[Data entries for graphics]

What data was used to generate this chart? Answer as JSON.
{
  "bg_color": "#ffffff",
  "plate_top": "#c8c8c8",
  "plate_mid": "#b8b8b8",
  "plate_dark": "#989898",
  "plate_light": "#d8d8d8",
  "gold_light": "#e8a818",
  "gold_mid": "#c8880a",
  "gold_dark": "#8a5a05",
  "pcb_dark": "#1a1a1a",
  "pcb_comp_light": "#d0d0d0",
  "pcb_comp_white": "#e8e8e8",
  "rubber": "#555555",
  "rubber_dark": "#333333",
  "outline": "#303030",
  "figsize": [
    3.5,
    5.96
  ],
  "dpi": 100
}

= What to do =
Extract the whole listing, character for character.

= Solution below =
What data was used to generate this chart? Answer as JSON.
{
  "bg_color": "#ffffff",
  "plate_top": "#c8c8c8",
  "plate_mid": "#b8b8b8",
  "plate_dark": "#989898",
  "plate_light": "#d8d8d8",
  "gold_light": "#e8a818",
  "gold_mid": "#c8880a",
  "gold_dark": "#8a5a05",
  "pcb_dark": "#1a1a1a",
  "pcb_comp_light": "#d0d0d0",
  "pcb_comp_white": "#e8e8e8",
  "rubber": "#555555",
  "rubber_dark": "#333333",
  "outline": "#303030",
  "figsize": [
    3.5,
    5.96
  ],
  "dpi": 100
}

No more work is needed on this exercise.